Where a line in the listing below holds the word "Hepatobiliary", count that line; give the total alone.
═══ SOURCE DATA ═══
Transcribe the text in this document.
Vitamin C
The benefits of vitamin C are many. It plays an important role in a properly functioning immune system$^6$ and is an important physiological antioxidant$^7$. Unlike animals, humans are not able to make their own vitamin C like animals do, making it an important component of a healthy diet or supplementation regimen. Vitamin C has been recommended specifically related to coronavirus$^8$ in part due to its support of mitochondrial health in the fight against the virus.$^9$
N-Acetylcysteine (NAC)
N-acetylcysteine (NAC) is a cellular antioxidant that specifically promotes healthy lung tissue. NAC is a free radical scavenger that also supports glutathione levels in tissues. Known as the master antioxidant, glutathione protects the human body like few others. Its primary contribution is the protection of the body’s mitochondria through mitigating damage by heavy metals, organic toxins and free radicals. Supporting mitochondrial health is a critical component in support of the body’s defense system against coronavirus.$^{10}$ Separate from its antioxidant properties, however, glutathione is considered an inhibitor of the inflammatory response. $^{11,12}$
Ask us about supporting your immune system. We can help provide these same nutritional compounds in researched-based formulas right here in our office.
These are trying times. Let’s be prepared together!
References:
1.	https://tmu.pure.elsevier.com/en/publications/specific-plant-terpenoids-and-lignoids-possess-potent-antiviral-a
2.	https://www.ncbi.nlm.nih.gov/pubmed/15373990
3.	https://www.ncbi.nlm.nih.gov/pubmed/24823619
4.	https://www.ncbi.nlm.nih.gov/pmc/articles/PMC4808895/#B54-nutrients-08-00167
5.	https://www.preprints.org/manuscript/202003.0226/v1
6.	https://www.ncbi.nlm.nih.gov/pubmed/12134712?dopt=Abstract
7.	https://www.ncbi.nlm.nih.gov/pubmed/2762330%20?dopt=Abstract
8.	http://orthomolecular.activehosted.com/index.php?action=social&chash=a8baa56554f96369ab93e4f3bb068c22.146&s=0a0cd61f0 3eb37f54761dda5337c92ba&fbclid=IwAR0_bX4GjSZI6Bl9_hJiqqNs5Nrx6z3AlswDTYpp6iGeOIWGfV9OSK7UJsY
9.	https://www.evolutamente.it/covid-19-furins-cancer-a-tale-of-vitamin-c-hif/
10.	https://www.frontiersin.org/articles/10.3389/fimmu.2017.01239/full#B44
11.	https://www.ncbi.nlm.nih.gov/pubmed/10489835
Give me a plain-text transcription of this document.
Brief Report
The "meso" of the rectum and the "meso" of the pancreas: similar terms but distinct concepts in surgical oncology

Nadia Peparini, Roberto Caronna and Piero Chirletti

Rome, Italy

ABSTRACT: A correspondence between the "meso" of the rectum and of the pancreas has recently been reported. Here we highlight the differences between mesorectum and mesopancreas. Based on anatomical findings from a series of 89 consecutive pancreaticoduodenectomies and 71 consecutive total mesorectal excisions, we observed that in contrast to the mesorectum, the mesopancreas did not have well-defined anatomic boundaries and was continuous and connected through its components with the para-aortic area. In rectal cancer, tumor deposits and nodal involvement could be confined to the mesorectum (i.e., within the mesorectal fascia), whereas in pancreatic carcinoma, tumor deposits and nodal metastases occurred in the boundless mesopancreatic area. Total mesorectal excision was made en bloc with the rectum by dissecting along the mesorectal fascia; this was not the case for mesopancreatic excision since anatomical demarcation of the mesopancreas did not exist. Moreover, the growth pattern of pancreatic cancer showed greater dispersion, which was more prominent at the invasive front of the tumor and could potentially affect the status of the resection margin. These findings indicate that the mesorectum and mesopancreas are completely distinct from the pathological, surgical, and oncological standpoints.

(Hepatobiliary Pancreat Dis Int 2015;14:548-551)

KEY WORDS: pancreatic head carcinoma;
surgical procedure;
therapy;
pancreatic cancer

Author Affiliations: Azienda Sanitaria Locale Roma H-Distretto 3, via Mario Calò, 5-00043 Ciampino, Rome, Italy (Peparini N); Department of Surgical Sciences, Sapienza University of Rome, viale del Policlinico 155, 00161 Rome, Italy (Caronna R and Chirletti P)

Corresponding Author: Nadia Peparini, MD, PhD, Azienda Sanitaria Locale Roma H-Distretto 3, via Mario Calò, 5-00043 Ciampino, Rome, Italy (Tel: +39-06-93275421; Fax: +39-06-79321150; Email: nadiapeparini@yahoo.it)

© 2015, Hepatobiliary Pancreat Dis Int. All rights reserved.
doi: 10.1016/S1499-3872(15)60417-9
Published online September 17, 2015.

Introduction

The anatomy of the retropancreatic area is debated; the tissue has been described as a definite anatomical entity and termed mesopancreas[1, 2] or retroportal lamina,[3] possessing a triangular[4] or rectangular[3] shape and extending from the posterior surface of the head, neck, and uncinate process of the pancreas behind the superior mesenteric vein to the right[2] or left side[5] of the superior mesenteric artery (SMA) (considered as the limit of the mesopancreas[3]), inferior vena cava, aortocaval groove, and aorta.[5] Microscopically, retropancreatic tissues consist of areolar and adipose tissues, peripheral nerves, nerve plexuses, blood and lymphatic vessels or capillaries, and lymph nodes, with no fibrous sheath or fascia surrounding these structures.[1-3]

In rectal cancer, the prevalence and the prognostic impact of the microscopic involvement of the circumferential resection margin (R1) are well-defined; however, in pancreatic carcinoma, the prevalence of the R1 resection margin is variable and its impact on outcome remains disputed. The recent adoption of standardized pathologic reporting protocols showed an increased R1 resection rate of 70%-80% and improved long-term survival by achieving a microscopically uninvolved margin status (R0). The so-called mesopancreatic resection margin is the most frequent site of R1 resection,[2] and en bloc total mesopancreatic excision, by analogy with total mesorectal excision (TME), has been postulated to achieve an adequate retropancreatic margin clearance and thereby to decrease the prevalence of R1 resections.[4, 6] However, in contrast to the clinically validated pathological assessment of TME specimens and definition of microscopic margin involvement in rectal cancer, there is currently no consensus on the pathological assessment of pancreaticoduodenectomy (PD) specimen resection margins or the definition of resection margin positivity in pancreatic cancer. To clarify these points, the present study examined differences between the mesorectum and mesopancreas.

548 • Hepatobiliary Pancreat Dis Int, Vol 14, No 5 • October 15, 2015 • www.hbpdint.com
═══
__RESPONSE__
3